Records from a data collection
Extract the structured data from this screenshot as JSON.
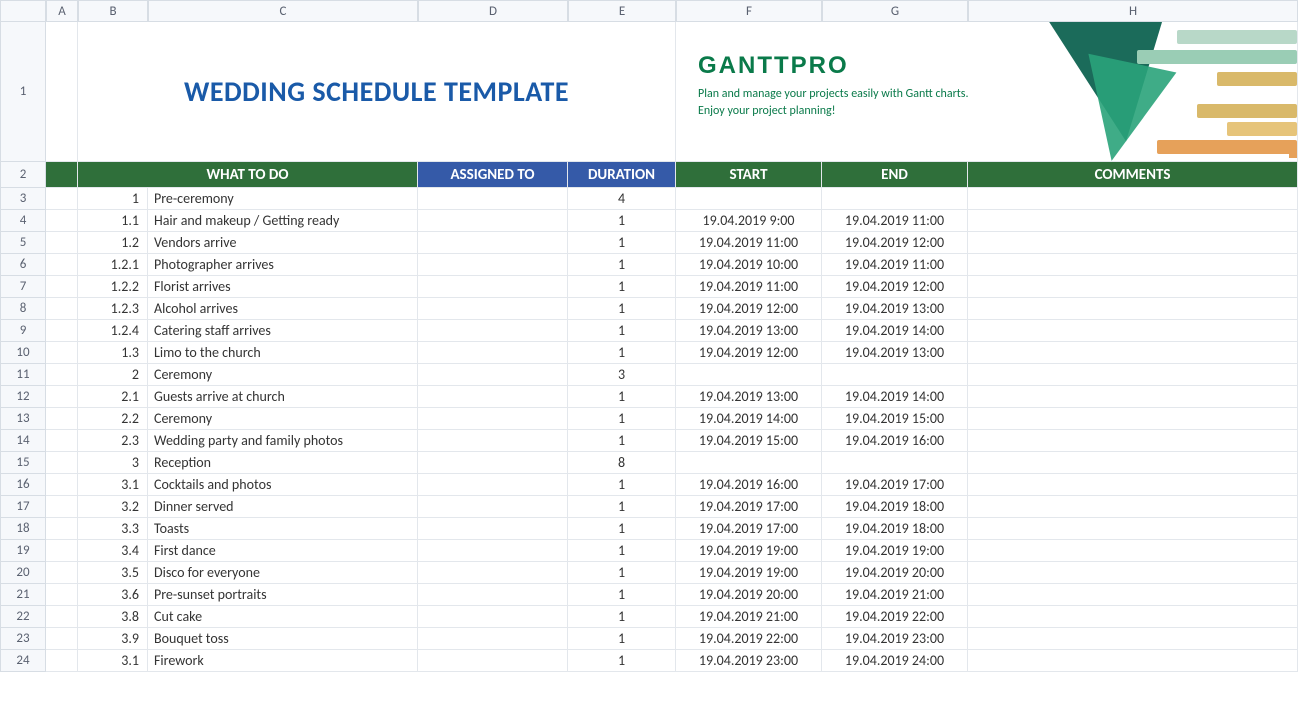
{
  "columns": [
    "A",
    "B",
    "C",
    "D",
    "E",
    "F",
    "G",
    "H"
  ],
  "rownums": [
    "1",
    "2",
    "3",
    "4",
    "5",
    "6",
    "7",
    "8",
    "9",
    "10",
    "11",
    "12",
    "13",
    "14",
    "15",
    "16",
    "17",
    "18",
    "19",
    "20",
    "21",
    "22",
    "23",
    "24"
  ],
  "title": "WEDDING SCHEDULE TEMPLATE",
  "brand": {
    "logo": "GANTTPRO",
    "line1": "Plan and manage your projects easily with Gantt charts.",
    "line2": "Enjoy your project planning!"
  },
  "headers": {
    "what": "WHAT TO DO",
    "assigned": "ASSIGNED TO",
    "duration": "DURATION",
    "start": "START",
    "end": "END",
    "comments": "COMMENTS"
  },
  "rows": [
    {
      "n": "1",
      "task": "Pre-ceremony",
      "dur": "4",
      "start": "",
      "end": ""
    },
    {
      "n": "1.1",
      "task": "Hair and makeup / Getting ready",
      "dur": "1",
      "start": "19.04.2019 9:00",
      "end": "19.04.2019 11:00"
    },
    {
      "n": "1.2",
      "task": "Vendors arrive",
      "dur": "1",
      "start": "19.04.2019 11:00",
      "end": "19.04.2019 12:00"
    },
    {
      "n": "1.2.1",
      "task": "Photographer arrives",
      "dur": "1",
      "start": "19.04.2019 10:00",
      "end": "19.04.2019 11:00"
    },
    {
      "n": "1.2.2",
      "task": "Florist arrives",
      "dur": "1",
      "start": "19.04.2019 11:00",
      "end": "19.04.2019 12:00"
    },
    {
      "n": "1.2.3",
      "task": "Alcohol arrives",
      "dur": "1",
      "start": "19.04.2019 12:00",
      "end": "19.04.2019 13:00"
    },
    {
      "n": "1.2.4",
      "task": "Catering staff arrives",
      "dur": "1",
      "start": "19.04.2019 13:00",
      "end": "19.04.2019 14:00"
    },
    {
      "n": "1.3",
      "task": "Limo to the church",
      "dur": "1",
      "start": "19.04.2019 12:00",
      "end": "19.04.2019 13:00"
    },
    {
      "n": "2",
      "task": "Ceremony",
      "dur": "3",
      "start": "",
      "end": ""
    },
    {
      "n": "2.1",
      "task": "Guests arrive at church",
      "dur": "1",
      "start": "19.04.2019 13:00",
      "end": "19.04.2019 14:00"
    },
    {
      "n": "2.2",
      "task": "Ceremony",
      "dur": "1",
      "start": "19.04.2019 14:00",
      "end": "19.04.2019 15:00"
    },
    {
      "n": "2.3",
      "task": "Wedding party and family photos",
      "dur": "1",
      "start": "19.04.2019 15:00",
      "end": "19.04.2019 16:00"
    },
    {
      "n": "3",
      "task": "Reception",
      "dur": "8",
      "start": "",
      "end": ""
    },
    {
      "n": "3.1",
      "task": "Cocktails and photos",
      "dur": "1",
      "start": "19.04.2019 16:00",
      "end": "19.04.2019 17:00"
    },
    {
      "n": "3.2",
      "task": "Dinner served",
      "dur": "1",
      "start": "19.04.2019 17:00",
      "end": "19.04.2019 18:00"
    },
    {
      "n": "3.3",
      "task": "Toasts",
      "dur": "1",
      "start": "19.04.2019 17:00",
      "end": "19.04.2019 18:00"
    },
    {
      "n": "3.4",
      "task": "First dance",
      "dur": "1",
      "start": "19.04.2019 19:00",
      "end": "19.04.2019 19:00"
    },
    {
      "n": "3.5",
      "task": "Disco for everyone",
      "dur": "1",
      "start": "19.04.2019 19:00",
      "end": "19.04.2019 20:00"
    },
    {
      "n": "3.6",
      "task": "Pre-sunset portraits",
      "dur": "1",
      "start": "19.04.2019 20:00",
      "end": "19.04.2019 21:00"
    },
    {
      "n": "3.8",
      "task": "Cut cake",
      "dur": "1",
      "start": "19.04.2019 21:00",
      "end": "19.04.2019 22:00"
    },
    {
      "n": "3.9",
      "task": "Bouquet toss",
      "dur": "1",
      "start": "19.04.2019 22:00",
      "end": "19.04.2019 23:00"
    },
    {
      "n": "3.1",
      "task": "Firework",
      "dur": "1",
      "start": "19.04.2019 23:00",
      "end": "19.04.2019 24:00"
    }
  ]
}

...

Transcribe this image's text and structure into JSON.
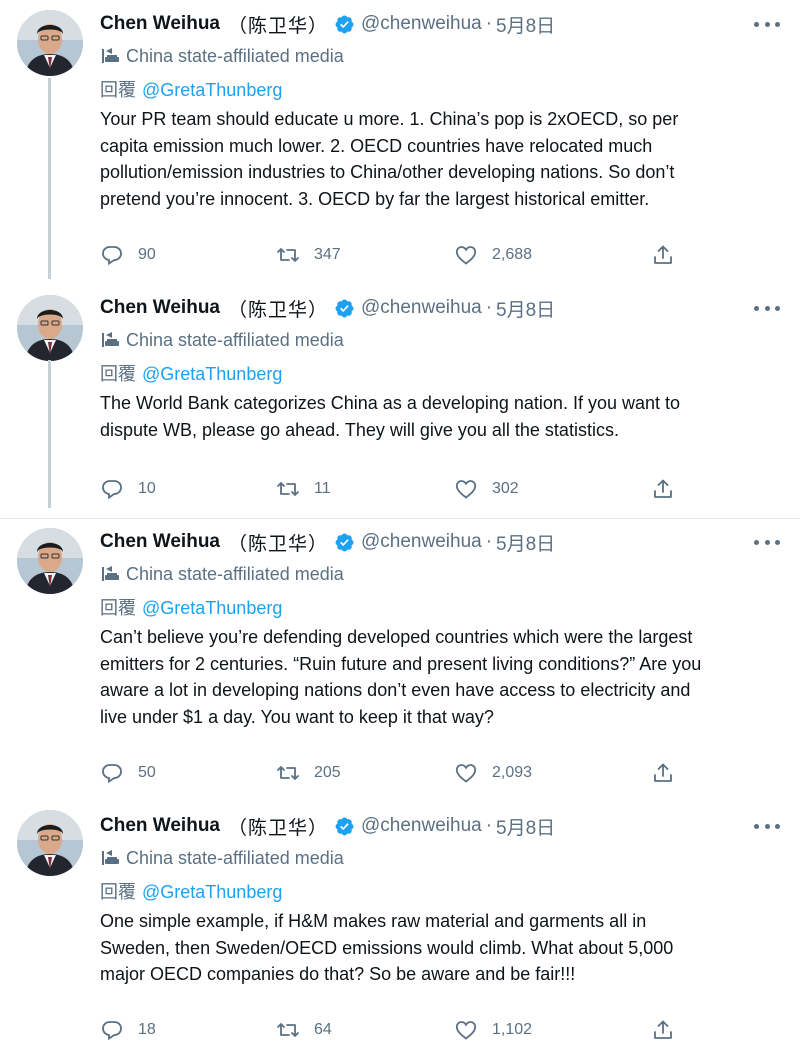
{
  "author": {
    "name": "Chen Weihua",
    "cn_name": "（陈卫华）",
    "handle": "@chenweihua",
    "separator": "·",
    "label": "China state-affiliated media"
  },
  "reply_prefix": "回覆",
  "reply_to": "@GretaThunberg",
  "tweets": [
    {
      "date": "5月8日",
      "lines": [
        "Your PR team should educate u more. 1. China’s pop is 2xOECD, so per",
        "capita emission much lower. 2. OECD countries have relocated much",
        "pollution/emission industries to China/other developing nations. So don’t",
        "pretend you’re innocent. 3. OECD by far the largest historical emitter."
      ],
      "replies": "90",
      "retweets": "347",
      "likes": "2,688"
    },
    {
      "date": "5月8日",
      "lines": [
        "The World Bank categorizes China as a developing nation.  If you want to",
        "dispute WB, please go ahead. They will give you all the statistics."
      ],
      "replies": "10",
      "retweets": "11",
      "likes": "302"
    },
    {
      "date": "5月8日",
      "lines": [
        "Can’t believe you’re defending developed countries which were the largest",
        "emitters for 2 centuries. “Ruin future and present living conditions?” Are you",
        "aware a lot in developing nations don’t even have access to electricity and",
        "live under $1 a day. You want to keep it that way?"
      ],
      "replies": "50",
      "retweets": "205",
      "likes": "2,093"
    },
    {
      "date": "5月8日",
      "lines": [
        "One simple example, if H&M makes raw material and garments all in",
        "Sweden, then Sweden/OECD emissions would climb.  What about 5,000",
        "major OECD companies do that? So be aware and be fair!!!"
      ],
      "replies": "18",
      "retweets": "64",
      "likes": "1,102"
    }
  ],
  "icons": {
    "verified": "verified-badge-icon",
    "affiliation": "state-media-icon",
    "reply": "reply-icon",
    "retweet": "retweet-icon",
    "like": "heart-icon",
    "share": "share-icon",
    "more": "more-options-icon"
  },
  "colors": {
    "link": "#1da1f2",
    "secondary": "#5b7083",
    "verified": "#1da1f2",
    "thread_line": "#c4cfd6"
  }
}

→ The task: In the data above, how many lines contain the string "that"? Answer with the number only.

→ Full output: 2